_SOURCE DOCUMENT_.
:::::

Definitions of Postmodernism and Ontology, and a Brief History of Deadpool
Let’s go ahead and acknowledge that on some level, the term postmodern seems oxymoronic. Many students sitting in college classrooms, perhaps even you, have paused to ask, “Post-modern? How can anything be happening after the current moment?” The “modernism” in postmodernism, however, does not refer to the present time but to a movement that immediately proceeded postmodernism. Postmodernism, then, is a movement that reacted to modernism. As Edward Quinn (1920-1997) explained,
Where modernist literature was characterized by its commitment to the value of a unified, coherent work of art employing symbol and myth, exhibiting alienation from ordinary life, postmodernism celebrates incoherence, discontinuity, parody, popular culture, and the principle of metafiction.
1
Postmodernism can be found in any art form, from architecture to painting, from film to comic books. Quinn further noted that postmodernism often has a “playful element” that is used to explore deeper issues. This playful element is on full display in the Deadpool comic books, as Deadpool’s awareness that he is a comic book character is generally used to deliver the punch line of a gag.
Ontology has a decidedly longer history than postmodernism. Ontology is a branch of philosophy concerned with the nature of being. A basic definition is provided in The Blackwell Dictionary of Western Philosophy:
Ontology deals with the essential characteristics of being itself (of Aristotle’s being qua being), and asks questions such as “What is or what exists?” “What kind of thing exists primarily?” and “How are different kinds of being related to one another?”
2
The word
ontology is “derived from the Greek word for being, but a seventeenth-century coinage for the branch of metaphysics that concerns itself with what exists.”
3 Many philosophers before the seventeenth century considered ontological issues. In Western philosophy, Plato’s Allegory of the Cave is a famous experiment in ontology. Plato imagines prisoners who have never seen anything but shadows play across a cave wall. These shadows are the prisoners’ “reality,” because they experience nothing else. If these prisoners were freed to become enlightened to the true reality, full of colors and depth, would they accept this new reality or believe only the world of shadows? Plato implies in this allegory that there are levels of existence to be explored, and as people learn more, they can leave behind their old existence to explore a new understanding of the world around them.
Postmodernism and ontology are related in many ways. Postmodern texts make the reader aware of the factors involved in bringing the text and the narrative into existence, while ontology considers the nature of existence. Narratives inherently create a universe, often inviting the reader or the viewer to become immersed in the fictional world. As a narrative medium, comic books require the reader to actively participate in the creation of a narrative, to aid in bringing the story into existence. In the adventures of Deadpool, the writers and the artists use the comic book medium in a postmodern manner to explore ontological questions.
Deadpool was created by writer Fabian Nicieza and artist Rob Liefeld for Marvel Comics in 1991. His first appearance was in the New Mutants, a comic book featuring a junior team of X-Men characters, and the character has been closely associated with the X-Men franchise of the Marvel Comics universe ever since. Deadpool was initially a villainous mercenary who would perform any job if the money was right. Through the events of two miniseries, however, Deadpool: The Circle Chase (1993) and Deadpool: Sins of the Past (1994), as well as two monthly comic book series, Deadpool (1997-2002) and Cable & Deadpool (2004-2008), Deadpool has become a somewhat more noble character. At times, Deadpool has even gone on quests to become a respected hero, although he still lacks the clear moral and ethical motivations of most superheroes.

:::::

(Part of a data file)

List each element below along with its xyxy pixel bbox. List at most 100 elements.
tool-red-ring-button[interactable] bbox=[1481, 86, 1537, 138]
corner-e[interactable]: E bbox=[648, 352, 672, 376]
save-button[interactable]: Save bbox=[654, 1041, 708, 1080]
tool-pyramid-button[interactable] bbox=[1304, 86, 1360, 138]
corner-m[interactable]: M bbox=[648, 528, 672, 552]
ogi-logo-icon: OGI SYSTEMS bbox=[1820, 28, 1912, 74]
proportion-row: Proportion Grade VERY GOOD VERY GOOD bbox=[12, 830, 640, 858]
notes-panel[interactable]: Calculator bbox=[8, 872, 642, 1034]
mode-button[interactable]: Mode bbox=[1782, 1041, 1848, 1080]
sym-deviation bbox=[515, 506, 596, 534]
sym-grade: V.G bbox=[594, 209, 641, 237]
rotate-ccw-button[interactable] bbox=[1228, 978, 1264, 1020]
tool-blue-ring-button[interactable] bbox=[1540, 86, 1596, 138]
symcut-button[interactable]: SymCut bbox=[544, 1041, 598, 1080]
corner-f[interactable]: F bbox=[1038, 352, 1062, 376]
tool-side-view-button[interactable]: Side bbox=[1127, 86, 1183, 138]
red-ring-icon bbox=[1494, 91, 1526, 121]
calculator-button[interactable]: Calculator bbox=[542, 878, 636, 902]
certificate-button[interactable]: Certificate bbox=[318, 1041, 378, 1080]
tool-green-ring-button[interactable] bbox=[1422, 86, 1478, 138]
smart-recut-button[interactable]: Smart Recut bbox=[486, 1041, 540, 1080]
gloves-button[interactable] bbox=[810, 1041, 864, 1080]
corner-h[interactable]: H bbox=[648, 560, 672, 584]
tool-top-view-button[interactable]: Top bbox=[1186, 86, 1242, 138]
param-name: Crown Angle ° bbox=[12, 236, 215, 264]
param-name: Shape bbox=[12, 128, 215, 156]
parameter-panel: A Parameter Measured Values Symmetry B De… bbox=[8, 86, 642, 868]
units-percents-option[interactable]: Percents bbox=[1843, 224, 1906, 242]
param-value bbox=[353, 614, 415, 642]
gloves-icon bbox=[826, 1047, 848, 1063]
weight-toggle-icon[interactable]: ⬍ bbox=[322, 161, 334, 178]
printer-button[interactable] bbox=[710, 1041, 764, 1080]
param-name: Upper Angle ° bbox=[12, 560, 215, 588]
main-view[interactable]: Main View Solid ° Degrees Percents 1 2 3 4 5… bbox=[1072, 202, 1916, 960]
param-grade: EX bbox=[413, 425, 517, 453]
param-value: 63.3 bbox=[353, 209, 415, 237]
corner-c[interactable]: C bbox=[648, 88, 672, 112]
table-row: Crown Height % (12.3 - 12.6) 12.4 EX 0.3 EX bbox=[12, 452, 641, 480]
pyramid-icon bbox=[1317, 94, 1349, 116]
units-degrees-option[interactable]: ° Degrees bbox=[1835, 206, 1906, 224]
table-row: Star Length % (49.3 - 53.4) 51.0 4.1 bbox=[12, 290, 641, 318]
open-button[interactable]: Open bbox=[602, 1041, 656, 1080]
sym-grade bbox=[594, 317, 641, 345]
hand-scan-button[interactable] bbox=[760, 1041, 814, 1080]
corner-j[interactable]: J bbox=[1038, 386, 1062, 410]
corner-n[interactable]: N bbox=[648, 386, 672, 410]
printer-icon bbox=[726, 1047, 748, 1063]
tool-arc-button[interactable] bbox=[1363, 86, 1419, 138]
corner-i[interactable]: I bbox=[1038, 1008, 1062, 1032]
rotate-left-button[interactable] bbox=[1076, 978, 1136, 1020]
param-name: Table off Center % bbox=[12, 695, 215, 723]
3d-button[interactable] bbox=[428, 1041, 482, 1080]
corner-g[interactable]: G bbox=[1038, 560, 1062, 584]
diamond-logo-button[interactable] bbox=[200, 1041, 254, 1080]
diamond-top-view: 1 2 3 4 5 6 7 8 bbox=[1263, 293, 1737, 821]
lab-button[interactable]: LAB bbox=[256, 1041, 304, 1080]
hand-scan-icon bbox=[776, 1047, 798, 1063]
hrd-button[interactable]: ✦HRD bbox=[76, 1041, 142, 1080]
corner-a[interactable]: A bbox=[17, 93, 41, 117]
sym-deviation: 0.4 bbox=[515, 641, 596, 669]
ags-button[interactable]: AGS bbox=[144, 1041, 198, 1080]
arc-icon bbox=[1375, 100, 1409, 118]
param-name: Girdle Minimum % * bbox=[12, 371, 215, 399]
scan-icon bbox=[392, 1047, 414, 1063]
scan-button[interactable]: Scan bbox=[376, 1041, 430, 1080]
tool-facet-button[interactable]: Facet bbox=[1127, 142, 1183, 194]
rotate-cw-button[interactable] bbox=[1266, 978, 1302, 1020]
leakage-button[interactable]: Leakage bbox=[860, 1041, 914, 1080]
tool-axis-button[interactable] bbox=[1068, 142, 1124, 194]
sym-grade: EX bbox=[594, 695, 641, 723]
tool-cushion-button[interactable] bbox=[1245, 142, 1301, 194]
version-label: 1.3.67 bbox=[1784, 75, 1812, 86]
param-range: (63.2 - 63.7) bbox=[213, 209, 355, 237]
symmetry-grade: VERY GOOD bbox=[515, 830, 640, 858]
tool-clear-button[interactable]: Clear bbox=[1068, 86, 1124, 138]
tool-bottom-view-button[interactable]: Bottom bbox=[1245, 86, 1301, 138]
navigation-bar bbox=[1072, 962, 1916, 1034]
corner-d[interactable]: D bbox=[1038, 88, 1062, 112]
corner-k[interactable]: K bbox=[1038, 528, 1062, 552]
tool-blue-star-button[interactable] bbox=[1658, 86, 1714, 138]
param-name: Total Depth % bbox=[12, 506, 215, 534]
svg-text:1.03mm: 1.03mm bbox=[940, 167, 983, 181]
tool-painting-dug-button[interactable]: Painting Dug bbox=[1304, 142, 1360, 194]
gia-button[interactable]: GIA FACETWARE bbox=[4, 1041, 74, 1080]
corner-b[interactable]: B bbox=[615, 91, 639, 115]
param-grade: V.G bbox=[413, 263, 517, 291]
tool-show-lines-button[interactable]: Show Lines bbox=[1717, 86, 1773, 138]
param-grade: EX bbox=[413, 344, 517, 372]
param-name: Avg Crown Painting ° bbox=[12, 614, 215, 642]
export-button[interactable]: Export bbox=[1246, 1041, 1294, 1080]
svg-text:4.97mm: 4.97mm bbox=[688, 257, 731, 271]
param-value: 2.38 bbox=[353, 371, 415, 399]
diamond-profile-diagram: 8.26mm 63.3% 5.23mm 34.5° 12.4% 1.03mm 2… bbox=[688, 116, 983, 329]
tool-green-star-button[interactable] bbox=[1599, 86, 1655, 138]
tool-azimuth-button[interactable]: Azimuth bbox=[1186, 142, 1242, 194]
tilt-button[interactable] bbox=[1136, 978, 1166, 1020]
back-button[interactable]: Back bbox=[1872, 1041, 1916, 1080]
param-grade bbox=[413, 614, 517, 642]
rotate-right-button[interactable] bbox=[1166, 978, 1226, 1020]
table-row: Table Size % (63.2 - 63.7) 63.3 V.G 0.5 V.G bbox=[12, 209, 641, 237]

:::::

_WHAT TO PRODUCE_. Duplicate the passage of the text on postmodernism and Deadpool that begins at the words "3 Many philosophers" and stops after "world around them.". These entries were taken from a separate source.

_FULL ANSWER_.
3 Many philosophers before the seventeenth century considered ontological issues. In Western philosophy, Plato’s Allegory of the Cave is a famous experiment in ontology. Plato imagines prisoners who have never seen anything but shadows play across a cave wall. These shadows are the prisoners’ “reality,” because they experience nothing else. If these prisoners were freed to become enlightened to the true reality, full of colors and depth, would they accept this new reality or believe only the world of shadows? Plato implies in this allegory that there are levels of existence to be explored, and as people learn more, they can leave behind their old existence to explore a new understanding of the world around them.